**Exercise instructions:** Lines holding the string "ylabel" are the ones to copy; find them all in the data.

Figure content listings:

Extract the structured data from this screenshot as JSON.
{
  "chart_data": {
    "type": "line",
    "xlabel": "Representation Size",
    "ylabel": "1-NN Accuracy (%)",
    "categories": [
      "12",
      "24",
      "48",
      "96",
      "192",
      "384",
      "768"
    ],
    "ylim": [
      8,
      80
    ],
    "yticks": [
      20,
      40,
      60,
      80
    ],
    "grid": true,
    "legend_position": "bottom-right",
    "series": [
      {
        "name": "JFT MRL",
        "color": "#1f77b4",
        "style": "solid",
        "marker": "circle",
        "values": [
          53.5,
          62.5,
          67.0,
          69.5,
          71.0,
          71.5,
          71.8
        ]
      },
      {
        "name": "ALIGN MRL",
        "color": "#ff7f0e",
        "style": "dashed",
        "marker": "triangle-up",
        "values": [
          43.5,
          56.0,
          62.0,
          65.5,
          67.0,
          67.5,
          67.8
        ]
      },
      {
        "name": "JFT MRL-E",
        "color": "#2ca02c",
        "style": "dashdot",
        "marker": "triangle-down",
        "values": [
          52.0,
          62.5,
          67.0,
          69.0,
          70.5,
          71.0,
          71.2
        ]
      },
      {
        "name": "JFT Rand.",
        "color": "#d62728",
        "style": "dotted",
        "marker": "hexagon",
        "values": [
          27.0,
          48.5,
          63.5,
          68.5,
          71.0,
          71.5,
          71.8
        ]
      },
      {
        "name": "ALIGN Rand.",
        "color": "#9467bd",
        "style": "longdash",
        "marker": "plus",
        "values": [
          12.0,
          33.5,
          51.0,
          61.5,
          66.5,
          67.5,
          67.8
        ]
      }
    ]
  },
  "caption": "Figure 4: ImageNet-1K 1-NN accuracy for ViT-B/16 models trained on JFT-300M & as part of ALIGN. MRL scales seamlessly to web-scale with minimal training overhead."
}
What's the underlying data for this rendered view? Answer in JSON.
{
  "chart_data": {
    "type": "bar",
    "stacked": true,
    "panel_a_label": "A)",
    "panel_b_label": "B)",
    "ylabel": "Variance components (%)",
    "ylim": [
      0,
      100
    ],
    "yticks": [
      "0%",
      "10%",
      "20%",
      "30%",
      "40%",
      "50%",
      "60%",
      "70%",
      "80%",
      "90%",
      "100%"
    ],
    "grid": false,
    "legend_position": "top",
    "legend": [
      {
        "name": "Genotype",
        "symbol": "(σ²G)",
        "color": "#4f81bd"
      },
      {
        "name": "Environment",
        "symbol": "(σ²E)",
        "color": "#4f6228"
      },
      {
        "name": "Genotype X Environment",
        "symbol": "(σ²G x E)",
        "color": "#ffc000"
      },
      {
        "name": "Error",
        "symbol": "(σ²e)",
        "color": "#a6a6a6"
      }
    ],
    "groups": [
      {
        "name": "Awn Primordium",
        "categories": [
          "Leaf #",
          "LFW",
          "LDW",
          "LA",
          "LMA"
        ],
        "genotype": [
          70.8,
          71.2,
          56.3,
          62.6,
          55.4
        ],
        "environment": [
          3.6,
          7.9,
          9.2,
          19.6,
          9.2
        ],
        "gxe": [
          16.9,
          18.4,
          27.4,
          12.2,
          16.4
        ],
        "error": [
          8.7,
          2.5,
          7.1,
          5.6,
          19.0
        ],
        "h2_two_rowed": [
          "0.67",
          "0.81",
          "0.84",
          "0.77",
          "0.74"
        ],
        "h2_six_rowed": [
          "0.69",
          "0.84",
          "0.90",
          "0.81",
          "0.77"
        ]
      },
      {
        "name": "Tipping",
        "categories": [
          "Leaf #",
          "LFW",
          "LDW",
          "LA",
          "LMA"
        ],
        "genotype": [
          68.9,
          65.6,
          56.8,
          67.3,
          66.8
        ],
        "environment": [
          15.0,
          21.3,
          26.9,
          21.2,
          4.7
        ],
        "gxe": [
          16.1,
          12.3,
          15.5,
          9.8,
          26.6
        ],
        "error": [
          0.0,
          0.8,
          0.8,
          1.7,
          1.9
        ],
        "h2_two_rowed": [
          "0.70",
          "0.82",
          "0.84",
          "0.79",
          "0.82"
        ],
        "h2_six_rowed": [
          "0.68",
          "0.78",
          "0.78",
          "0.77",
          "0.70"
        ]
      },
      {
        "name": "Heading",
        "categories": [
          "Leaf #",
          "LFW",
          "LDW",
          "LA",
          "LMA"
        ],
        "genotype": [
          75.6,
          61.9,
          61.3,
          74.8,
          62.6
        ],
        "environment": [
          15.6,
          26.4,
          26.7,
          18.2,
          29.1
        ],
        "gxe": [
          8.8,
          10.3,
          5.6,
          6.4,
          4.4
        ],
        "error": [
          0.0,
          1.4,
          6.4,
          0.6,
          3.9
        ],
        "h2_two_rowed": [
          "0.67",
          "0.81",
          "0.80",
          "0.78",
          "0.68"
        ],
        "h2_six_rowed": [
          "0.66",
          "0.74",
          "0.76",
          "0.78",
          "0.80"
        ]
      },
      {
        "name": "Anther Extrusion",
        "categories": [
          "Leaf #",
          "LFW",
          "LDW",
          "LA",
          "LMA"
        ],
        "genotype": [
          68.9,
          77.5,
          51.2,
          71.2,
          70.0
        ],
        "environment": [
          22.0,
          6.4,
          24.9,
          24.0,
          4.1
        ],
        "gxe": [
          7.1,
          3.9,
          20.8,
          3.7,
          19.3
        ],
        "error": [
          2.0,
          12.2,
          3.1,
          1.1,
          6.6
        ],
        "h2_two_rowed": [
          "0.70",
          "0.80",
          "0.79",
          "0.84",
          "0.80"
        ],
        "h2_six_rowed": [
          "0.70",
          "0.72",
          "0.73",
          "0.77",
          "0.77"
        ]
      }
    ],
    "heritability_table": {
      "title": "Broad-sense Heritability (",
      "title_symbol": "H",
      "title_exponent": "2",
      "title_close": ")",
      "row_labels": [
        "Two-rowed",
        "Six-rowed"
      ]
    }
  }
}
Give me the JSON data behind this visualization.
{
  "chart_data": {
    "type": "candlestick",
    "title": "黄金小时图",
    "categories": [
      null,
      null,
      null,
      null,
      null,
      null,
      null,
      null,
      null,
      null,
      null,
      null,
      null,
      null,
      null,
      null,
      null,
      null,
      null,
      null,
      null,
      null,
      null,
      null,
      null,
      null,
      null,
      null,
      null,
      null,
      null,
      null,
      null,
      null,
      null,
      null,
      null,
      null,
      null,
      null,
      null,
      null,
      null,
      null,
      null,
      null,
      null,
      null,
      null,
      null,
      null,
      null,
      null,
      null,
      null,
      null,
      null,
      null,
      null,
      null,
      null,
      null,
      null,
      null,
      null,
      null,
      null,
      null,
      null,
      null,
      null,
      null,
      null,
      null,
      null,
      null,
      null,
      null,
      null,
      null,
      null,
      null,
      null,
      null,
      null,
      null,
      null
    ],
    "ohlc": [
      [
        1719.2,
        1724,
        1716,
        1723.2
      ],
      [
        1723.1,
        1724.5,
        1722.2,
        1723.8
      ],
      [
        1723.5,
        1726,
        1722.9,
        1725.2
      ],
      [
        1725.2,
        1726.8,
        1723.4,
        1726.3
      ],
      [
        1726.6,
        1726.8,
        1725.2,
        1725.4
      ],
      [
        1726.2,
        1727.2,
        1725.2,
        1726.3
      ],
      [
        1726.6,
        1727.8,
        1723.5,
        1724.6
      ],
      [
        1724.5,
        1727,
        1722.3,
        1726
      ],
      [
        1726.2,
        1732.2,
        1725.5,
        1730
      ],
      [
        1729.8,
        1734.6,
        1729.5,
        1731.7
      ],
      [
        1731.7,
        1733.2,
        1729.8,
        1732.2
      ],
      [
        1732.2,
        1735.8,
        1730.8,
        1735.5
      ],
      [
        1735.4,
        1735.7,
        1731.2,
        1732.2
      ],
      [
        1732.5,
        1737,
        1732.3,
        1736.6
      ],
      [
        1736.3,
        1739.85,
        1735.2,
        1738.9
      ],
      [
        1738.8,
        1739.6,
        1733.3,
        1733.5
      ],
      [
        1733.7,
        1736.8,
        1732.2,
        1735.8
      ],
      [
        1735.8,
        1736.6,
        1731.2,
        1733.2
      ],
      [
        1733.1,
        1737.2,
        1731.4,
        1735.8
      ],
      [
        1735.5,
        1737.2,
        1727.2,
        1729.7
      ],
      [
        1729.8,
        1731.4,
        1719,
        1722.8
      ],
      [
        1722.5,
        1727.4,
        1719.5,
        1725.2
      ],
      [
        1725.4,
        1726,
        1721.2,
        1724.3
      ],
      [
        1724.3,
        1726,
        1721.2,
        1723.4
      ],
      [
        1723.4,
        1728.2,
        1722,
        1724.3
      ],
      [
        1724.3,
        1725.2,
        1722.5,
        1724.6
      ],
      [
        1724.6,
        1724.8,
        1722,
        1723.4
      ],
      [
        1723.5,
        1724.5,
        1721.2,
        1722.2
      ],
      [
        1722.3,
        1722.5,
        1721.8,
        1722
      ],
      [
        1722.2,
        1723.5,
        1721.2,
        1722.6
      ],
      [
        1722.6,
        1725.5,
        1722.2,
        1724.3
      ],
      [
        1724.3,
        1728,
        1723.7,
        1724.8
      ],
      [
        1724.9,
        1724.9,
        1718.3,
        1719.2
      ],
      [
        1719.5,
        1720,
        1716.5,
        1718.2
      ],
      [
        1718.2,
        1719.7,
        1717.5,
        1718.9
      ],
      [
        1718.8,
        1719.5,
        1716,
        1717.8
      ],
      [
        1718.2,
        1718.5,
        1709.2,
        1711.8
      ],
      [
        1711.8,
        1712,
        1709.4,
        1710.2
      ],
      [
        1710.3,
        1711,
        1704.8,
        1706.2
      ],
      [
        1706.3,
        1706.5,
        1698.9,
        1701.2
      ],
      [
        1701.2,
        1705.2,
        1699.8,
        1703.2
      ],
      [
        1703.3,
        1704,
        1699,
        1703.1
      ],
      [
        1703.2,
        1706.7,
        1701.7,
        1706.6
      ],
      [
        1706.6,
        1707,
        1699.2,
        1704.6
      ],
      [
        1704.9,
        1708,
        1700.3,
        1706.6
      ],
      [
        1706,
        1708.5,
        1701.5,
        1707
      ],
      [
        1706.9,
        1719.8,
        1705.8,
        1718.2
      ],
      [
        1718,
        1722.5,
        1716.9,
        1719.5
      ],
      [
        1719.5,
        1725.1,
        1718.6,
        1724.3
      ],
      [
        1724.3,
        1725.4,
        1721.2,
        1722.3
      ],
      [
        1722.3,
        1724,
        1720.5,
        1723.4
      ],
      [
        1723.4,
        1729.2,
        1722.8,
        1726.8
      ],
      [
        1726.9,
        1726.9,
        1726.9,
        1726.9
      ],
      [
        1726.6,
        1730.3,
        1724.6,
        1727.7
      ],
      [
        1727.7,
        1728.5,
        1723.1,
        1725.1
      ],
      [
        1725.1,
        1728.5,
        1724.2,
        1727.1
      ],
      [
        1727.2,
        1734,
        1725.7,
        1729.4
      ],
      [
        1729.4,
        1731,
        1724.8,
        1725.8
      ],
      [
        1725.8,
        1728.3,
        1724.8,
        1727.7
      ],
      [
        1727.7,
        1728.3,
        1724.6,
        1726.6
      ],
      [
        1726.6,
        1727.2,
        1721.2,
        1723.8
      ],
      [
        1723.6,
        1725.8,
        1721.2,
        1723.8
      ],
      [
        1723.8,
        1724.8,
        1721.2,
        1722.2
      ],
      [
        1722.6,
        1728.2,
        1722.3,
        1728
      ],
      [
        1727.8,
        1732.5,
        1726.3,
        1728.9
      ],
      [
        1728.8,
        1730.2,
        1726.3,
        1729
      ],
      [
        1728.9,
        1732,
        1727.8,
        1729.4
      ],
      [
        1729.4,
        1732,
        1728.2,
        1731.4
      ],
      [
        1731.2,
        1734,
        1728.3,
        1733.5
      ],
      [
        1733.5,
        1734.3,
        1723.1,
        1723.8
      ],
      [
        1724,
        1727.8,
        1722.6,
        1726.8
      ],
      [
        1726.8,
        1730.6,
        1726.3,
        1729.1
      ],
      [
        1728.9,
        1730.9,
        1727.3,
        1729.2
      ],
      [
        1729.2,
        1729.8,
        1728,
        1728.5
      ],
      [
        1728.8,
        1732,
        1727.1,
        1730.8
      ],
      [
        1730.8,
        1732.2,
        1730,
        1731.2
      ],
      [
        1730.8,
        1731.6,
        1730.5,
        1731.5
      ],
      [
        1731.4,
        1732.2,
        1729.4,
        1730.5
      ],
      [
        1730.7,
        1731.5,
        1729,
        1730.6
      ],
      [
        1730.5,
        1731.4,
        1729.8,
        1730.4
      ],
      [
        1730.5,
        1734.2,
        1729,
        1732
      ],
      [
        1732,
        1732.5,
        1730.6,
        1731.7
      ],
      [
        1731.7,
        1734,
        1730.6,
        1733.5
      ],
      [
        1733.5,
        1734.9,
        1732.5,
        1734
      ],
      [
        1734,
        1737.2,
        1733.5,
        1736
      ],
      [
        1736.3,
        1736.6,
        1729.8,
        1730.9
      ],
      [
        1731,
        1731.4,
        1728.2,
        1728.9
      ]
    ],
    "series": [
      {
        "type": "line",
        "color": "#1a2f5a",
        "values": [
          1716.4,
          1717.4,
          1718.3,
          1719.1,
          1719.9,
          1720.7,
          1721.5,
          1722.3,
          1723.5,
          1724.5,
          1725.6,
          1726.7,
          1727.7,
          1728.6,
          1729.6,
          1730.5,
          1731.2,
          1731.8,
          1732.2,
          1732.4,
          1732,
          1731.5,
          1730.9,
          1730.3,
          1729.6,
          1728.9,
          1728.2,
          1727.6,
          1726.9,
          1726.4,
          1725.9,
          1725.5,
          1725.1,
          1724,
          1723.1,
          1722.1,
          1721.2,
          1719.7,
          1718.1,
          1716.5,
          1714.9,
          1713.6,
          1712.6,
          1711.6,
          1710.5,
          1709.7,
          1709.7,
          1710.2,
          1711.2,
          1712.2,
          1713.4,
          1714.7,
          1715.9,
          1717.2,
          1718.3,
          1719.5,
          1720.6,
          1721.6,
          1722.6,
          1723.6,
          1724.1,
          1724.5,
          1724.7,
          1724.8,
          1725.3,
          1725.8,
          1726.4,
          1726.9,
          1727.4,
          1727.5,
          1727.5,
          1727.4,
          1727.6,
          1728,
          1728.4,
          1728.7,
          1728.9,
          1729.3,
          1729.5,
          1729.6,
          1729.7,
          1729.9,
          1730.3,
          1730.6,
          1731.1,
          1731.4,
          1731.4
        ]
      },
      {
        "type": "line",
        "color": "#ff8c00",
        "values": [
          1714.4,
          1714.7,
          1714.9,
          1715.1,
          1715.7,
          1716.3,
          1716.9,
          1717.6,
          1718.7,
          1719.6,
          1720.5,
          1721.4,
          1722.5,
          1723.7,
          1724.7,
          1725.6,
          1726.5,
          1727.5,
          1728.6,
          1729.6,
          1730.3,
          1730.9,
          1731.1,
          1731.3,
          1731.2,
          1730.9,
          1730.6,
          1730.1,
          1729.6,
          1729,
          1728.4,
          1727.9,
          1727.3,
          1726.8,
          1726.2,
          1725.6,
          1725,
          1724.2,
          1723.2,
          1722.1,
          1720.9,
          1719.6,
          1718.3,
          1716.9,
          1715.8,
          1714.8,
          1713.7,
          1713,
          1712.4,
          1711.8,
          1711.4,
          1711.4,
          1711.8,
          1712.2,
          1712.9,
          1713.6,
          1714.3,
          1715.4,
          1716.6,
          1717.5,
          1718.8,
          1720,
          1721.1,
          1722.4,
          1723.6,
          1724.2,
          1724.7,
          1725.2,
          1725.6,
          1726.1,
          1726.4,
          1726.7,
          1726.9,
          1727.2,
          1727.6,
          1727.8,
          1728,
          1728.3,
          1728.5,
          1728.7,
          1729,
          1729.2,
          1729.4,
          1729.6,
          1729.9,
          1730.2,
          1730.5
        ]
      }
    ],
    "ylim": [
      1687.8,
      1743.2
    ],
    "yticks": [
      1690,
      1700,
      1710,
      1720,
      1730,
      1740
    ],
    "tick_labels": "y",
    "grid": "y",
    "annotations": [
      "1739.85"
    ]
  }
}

**Exercise output:**
    "ylabel": "1-NN Accuracy (%)",
    "ylabel": "Variance components (%)",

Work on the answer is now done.